> [What the exercise asks] Whenever a line below holds the word "icon", copy that line.

> [Materials provided]
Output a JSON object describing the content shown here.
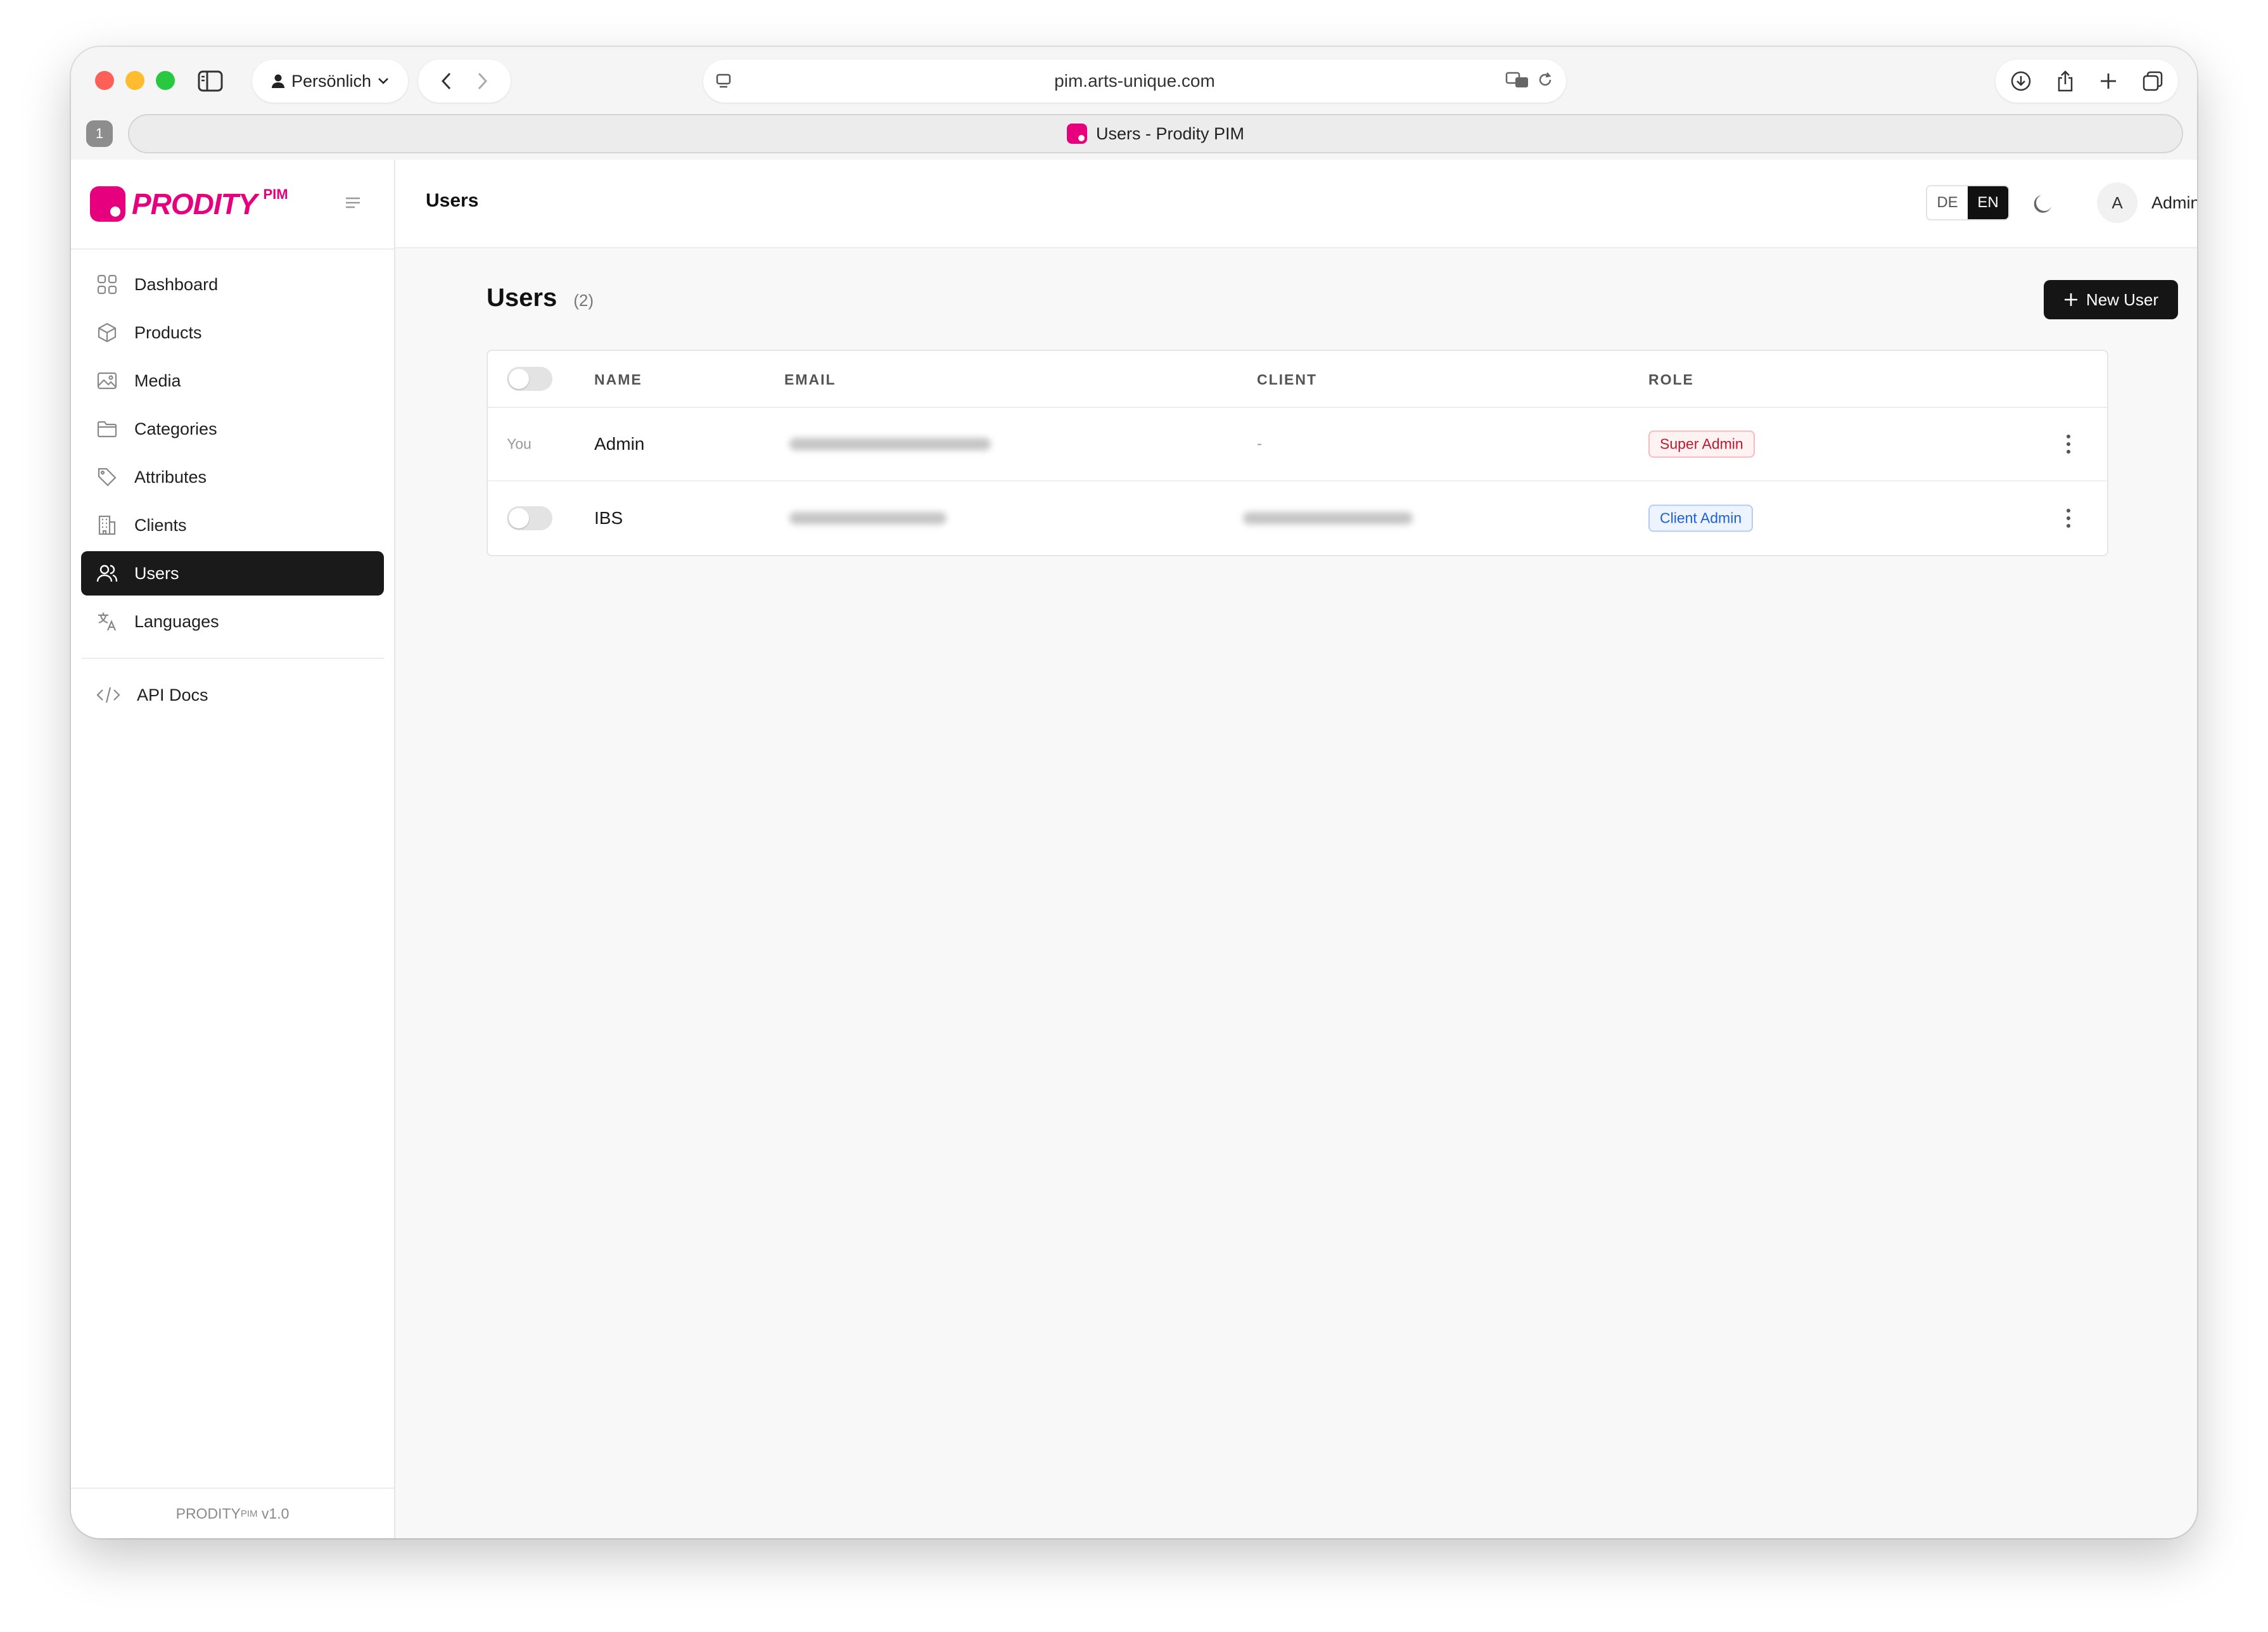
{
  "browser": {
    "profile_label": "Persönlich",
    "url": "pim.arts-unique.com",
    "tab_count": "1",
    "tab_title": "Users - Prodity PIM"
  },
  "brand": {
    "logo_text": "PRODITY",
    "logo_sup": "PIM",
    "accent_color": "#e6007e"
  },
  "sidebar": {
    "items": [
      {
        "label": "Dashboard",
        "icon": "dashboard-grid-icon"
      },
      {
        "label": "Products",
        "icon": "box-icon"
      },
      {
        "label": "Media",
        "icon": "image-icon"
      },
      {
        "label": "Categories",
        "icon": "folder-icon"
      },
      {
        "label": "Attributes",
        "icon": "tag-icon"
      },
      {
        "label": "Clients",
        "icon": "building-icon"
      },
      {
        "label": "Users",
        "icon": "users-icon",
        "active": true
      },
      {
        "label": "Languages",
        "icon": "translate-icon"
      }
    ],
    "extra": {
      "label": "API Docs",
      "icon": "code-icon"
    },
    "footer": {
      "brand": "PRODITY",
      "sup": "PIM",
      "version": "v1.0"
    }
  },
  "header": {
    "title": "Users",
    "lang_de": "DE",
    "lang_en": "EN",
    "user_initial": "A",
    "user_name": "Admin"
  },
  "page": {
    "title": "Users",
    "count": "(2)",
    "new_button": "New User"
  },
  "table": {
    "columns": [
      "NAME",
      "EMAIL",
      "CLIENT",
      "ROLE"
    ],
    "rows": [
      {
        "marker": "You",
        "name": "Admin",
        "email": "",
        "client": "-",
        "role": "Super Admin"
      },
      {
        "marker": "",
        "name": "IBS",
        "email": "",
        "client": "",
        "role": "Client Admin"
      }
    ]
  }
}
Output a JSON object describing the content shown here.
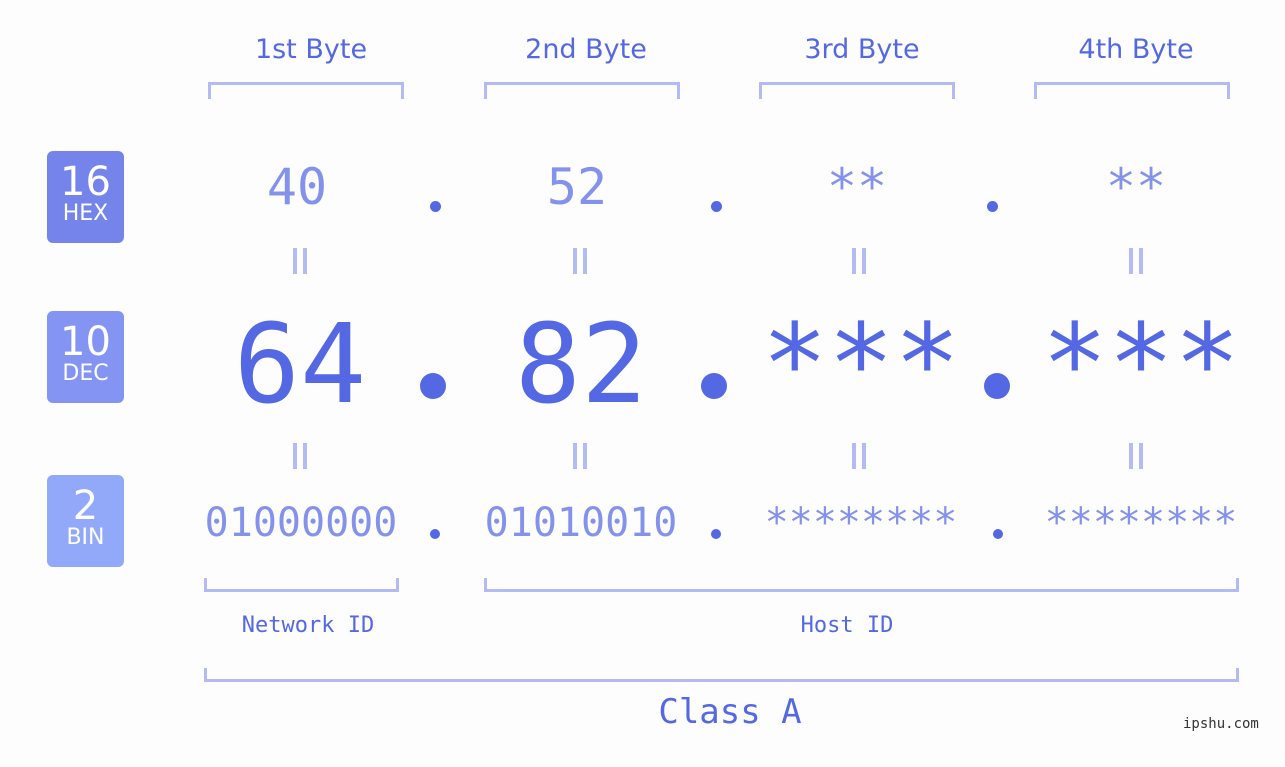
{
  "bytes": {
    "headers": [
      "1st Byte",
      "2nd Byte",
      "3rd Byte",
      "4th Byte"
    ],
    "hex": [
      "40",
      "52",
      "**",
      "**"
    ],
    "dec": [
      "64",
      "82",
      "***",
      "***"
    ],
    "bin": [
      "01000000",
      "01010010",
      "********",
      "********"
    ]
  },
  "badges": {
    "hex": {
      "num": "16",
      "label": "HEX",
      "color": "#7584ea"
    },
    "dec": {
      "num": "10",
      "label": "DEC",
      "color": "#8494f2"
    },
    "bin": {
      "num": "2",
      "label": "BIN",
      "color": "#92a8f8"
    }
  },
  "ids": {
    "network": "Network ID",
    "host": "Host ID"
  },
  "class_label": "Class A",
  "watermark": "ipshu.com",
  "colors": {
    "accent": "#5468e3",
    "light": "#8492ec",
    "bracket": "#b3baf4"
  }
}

> [Response]
        "icon": "dashboard-grid-icon"
        "icon": "box-icon"
        "icon": "image-icon"
        "icon": "folder-icon"
        "icon": "tag-icon"
        "icon": "building-icon"
        "icon": "users-icon",
        "icon": "translate-icon"
      "icon": "code-icon"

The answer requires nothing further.